RECORDS:
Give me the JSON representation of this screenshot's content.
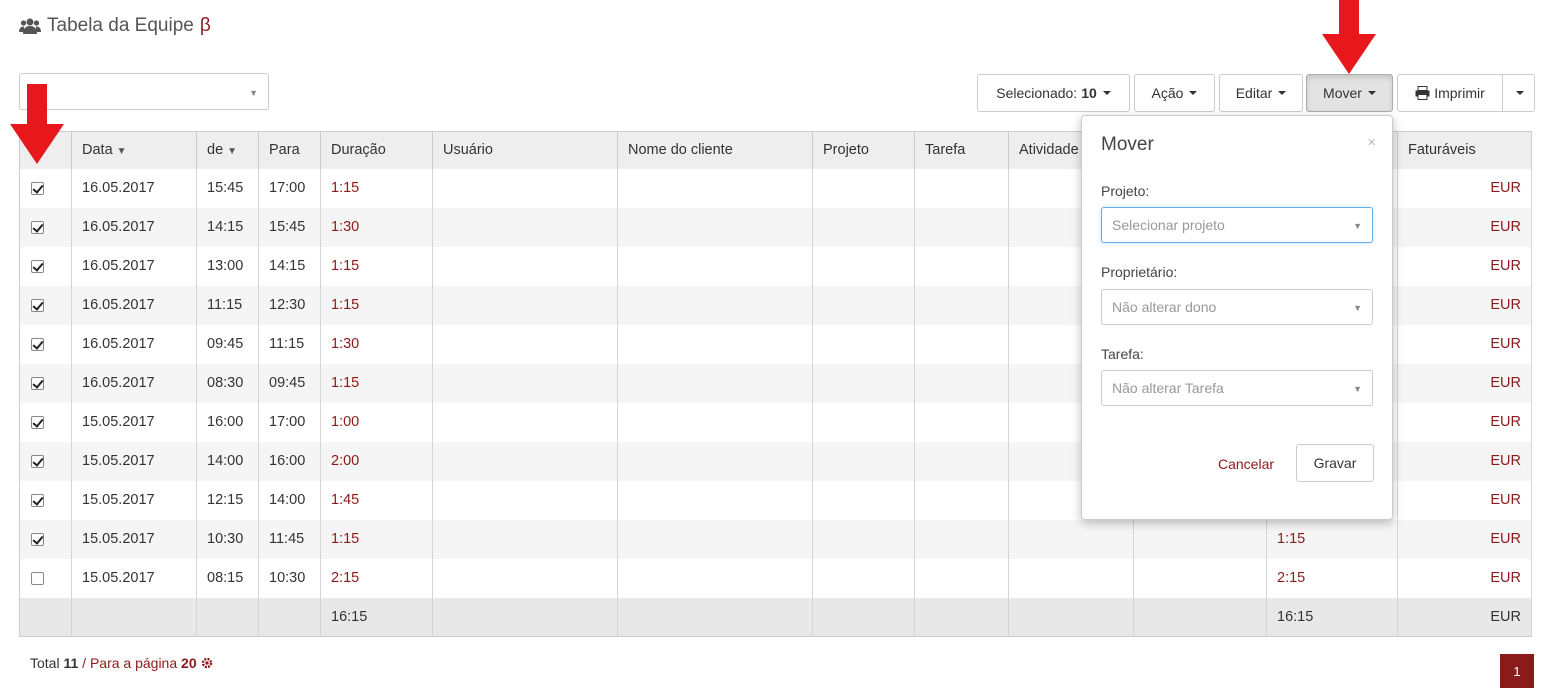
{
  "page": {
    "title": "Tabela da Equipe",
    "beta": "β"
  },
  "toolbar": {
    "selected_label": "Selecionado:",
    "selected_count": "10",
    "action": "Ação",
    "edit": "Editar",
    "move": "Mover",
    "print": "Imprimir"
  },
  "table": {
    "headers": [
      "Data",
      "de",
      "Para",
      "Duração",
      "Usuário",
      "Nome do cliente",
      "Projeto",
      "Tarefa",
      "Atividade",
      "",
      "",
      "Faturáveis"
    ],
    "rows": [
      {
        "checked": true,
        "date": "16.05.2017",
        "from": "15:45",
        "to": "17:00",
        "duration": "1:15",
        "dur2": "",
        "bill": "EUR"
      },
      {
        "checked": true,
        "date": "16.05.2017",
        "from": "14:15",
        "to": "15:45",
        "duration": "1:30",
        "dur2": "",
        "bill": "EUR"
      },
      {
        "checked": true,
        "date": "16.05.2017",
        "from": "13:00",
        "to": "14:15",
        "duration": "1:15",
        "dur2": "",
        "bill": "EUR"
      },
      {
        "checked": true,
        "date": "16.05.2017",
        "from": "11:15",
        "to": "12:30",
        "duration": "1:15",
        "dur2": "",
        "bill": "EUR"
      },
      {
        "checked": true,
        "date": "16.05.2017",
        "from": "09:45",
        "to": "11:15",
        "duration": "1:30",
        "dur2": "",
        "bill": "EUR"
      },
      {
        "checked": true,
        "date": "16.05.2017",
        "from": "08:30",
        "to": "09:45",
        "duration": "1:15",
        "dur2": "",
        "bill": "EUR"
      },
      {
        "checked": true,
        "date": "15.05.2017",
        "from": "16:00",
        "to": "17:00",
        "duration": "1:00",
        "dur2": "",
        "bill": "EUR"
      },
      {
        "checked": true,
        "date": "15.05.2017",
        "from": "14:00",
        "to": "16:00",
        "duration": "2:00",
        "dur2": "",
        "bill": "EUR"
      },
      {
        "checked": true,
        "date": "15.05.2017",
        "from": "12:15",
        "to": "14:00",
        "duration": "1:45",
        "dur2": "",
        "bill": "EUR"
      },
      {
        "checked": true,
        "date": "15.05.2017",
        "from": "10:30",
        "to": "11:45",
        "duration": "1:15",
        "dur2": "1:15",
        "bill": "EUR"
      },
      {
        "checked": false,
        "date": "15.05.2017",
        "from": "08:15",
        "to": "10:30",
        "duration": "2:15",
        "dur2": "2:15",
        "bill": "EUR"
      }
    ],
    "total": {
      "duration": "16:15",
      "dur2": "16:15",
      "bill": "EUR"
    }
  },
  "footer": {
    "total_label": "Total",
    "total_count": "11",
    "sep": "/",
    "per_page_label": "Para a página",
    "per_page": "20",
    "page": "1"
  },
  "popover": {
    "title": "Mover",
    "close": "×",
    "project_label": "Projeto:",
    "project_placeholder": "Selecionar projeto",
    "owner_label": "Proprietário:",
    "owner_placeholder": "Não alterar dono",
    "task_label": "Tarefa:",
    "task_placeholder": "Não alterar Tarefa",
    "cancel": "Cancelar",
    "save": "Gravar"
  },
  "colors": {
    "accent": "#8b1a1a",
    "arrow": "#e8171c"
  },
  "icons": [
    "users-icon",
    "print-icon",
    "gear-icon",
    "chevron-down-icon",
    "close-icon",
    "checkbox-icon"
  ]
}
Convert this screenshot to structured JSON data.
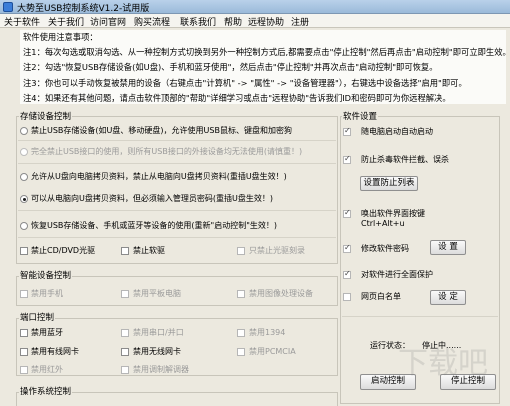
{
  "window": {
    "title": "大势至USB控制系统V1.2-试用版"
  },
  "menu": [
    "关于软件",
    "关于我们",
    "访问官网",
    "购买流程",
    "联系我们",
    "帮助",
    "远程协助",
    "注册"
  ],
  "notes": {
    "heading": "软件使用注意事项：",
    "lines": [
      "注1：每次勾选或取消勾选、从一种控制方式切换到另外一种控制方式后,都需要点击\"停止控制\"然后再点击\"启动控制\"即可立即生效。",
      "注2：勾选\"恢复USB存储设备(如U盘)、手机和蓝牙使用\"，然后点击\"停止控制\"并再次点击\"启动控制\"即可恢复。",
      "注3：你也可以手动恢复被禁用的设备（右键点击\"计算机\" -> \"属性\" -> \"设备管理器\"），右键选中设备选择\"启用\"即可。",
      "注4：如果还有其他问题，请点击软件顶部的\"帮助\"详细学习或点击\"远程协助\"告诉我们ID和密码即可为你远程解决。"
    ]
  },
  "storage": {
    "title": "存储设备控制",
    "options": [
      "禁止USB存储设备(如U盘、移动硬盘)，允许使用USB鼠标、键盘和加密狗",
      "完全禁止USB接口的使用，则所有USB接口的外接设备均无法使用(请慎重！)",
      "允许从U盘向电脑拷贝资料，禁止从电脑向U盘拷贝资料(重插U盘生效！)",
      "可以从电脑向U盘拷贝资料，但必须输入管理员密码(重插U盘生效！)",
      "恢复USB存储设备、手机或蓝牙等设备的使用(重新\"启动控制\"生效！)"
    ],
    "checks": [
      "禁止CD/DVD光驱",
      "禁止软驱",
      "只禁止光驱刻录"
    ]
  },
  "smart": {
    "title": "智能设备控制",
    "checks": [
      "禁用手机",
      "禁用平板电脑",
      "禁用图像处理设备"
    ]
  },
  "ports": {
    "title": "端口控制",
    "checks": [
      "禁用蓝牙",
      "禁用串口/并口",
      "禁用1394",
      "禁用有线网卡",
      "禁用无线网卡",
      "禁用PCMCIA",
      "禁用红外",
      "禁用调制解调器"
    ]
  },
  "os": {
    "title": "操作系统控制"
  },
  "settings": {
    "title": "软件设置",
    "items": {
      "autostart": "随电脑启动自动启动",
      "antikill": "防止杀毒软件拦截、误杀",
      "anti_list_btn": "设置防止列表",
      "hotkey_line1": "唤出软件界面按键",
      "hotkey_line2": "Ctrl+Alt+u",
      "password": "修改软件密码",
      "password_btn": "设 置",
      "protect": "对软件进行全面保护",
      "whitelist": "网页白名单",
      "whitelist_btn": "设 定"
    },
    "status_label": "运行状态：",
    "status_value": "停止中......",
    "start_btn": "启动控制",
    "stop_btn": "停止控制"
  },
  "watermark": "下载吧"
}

...

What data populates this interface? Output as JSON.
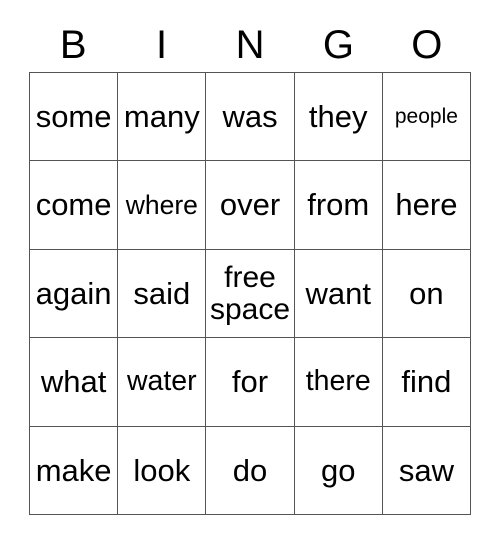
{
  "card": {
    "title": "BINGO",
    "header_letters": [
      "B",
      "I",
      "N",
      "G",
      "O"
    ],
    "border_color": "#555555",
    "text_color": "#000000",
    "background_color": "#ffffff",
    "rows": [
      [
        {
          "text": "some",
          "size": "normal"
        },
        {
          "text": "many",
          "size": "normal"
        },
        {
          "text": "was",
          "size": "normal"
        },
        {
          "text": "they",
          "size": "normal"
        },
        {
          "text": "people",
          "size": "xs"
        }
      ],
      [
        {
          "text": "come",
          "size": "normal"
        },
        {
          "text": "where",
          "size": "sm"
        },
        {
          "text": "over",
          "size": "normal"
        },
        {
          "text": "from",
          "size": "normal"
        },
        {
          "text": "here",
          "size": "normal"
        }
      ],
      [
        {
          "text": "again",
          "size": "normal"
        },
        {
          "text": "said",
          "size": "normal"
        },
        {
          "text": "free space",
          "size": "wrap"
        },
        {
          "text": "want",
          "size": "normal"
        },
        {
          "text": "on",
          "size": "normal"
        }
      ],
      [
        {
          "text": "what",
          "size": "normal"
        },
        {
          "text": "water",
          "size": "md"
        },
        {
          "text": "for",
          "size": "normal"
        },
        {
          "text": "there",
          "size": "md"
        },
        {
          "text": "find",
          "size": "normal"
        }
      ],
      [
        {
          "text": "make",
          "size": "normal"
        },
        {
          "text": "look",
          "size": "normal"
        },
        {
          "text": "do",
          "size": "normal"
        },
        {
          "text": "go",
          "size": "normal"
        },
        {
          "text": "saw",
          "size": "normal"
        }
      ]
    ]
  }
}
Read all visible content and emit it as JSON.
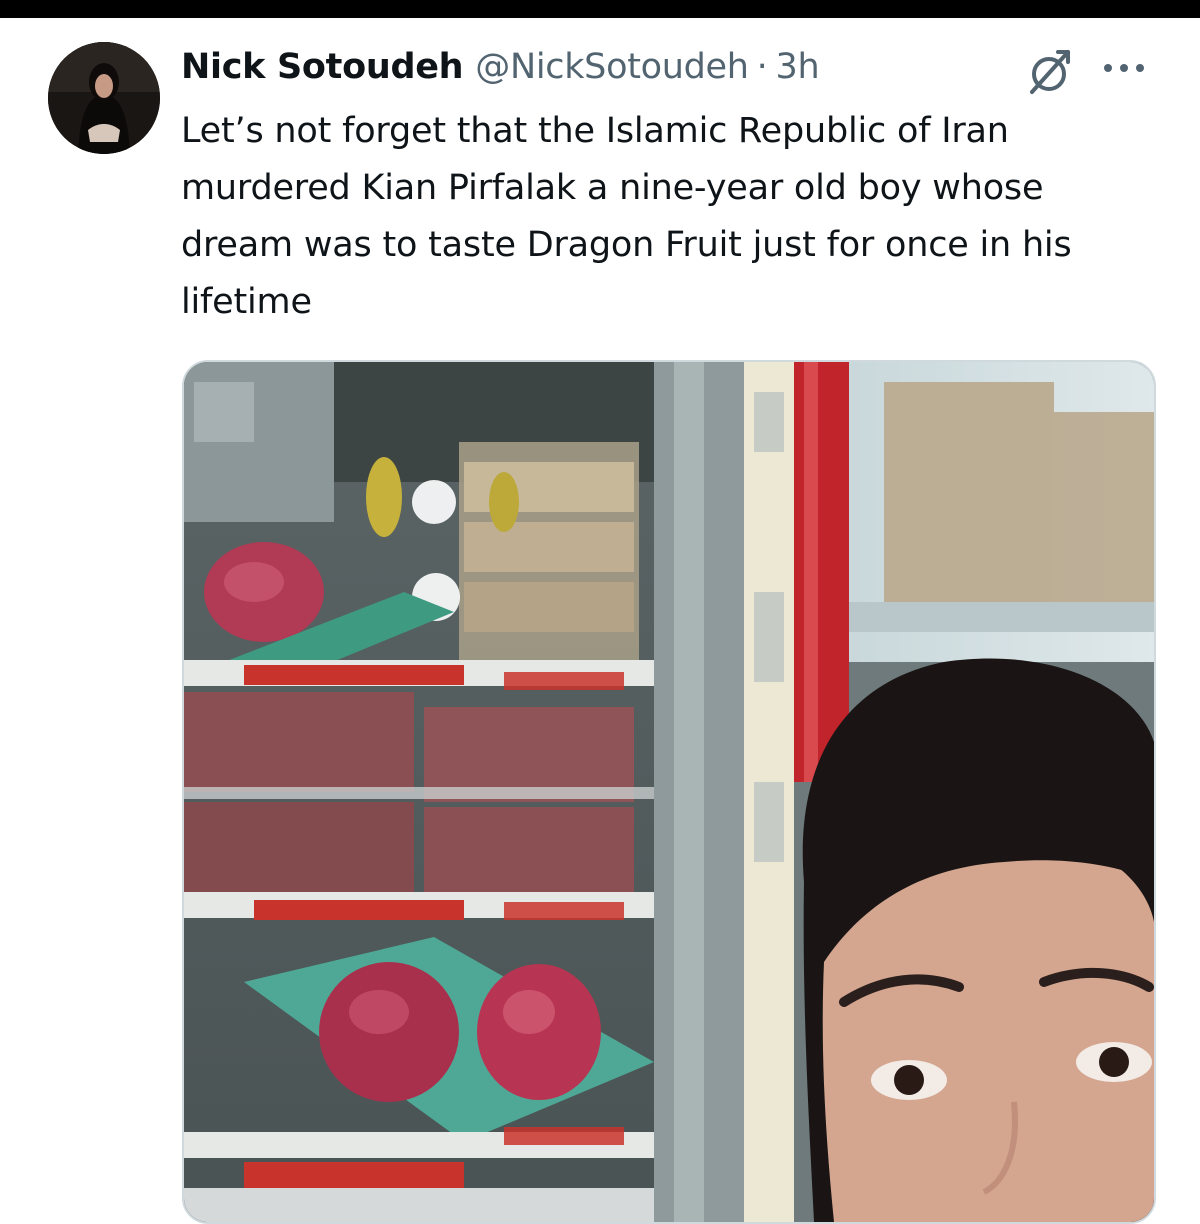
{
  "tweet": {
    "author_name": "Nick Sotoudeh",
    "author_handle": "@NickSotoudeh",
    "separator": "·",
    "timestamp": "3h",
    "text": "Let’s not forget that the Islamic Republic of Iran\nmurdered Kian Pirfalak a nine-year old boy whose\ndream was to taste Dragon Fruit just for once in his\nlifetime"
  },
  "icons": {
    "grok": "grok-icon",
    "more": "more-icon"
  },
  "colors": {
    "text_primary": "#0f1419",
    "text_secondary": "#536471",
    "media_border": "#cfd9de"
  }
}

SHORT EXERCISE: Which lines in the records above contain the string "远程协助"? Copy each one.

OUTPUT OF THE TASK:
    "远程协助",
      "注4：如果还有其他问题，请点击软件顶部的\"帮助\"详细学习或点击\"远程协助\"告诉我们ID和密码即可为你远程解决。"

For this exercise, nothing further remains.